##### Records for the task #####
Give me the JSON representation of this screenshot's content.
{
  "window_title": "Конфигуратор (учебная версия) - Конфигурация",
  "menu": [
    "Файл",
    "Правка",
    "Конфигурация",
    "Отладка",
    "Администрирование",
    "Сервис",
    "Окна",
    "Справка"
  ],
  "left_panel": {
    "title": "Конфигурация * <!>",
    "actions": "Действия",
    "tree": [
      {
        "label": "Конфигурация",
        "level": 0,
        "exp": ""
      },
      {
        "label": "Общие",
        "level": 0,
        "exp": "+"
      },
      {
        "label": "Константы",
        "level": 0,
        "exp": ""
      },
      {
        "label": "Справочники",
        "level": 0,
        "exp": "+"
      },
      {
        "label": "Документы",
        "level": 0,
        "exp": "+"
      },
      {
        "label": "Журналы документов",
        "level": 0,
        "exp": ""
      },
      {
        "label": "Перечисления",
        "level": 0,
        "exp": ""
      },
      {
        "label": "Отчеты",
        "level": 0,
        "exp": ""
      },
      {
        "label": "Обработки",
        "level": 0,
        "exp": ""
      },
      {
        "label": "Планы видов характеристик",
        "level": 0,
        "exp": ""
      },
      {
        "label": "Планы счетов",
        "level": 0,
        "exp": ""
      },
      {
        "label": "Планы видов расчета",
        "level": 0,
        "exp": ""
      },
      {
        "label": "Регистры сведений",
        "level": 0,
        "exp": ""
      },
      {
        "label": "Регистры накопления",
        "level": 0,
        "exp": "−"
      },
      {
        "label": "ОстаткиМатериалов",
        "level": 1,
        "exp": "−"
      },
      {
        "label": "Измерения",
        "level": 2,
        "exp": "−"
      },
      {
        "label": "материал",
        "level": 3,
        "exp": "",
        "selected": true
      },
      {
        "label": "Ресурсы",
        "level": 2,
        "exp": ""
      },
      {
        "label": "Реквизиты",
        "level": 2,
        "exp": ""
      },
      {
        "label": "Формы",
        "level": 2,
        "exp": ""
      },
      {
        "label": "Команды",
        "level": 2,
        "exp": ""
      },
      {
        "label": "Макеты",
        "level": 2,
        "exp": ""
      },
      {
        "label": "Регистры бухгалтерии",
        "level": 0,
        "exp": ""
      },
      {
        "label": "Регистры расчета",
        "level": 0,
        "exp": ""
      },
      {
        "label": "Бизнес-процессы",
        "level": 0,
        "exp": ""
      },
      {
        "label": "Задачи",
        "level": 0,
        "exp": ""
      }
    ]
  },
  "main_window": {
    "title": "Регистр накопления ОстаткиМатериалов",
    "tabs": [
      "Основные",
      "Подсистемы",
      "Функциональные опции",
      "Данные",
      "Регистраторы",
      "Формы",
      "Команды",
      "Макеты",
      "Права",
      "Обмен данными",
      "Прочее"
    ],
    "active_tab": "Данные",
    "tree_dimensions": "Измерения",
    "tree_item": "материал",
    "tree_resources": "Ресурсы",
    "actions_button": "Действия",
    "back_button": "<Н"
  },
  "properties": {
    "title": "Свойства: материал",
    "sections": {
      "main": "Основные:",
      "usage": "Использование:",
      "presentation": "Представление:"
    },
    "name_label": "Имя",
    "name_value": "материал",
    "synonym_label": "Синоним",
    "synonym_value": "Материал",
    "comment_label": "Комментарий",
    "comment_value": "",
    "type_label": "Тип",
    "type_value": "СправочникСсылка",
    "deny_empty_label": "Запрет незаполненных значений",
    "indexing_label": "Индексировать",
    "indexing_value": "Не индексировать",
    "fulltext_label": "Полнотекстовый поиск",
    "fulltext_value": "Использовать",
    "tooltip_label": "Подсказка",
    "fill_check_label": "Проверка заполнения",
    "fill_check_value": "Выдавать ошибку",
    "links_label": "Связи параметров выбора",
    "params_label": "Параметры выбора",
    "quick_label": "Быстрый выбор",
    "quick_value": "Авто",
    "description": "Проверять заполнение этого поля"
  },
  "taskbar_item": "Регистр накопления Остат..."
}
#####
Prompt: Output each record precisely as given.

Response to this exercise:
Give me the JSON representation of this screenshot's content.
{
  "window_title": "Конфигуратор (учебная версия) - Конфигурация",
  "menu": [
    "Файл",
    "Правка",
    "Конфигурация",
    "Отладка",
    "Администрирование",
    "Сервис",
    "Окна",
    "Справка"
  ],
  "left_panel": {
    "title": "Конфигурация * <!>",
    "actions": "Действия",
    "tree": [
      {
        "label": "Конфигурация",
        "level": 0,
        "exp": ""
      },
      {
        "label": "Общие",
        "level": 0,
        "exp": "+"
      },
      {
        "label": "Константы",
        "level": 0,
        "exp": ""
      },
      {
        "label": "Справочники",
        "level": 0,
        "exp": "+"
      },
      {
        "label": "Документы",
        "level": 0,
        "exp": "+"
      },
      {
        "label": "Журналы документов",
        "level": 0,
        "exp": ""
      },
      {
        "label": "Перечисления",
        "level": 0,
        "exp": ""
      },
      {
        "label": "Отчеты",
        "level": 0,
        "exp": ""
      },
      {
        "label": "Обработки",
        "level": 0,
        "exp": ""
      },
      {
        "label": "Планы видов характеристик",
        "level": 0,
        "exp": ""
      },
      {
        "label": "Планы счетов",
        "level": 0,
        "exp": ""
      },
      {
        "label": "Планы видов расчета",
        "level": 0,
        "exp": ""
      },
      {
        "label": "Регистры сведений",
        "level": 0,
        "exp": ""
      },
      {
        "label": "Регистры накопления",
        "level": 0,
        "exp": "−"
      },
      {
        "label": "ОстаткиМатериалов",
        "level": 1,
        "exp": "−"
      },
      {
        "label": "Измерения",
        "level": 2,
        "exp": "−"
      },
      {
        "label": "материал",
        "level": 3,
        "exp": "",
        "selected": true
      },
      {
        "label": "Ресурсы",
        "level": 2,
        "exp": ""
      },
      {
        "label": "Реквизиты",
        "level": 2,
        "exp": ""
      },
      {
        "label": "Формы",
        "level": 2,
        "exp": ""
      },
      {
        "label": "Команды",
        "level": 2,
        "exp": ""
      },
      {
        "label": "Макеты",
        "level": 2,
        "exp": ""
      },
      {
        "label": "Регистры бухгалтерии",
        "level": 0,
        "exp": ""
      },
      {
        "label": "Регистры расчета",
        "level": 0,
        "exp": ""
      },
      {
        "label": "Бизнес-процессы",
        "level": 0,
        "exp": ""
      },
      {
        "label": "Задачи",
        "level": 0,
        "exp": ""
      }
    ]
  },
  "main_window": {
    "title": "Регистр накопления ОстаткиМатериалов",
    "tabs": [
      "Основные",
      "Подсистемы",
      "Функциональные опции",
      "Данные",
      "Регистраторы",
      "Формы",
      "Команды",
      "Макеты",
      "Права",
      "Обмен данными",
      "Прочее"
    ],
    "active_tab": "Данные",
    "tree_dimensions": "Измерения",
    "tree_item": "материал",
    "tree_resources": "Ресурсы",
    "actions_button": "Действия",
    "back_button": "<Н"
  },
  "properties": {
    "title": "Свойства: материал",
    "sections": {
      "main": "Основные:",
      "usage": "Использование:",
      "presentation": "Представление:"
    },
    "name_label": "Имя",
    "name_value": "материал",
    "synonym_label": "Синоним",
    "synonym_value": "Материал",
    "comment_label": "Комментарий",
    "comment_value": "",
    "type_label": "Тип",
    "type_value": "СправочникСсылка",
    "deny_empty_label": "Запрет незаполненных значений",
    "indexing_label": "Индексировать",
    "indexing_value": "Не индексировать",
    "fulltext_label": "Полнотекстовый поиск",
    "fulltext_value": "Использовать",
    "tooltip_label": "Подсказка",
    "fill_check_label": "Проверка заполнения",
    "fill_check_value": "Выдавать ошибку",
    "links_label": "Связи параметров выбора",
    "params_label": "Параметры выбора",
    "quick_label": "Быстрый выбор",
    "quick_value": "Авто",
    "description": "Проверять заполнение этого поля"
  },
  "taskbar_item": "Регистр накопления Остат..."
}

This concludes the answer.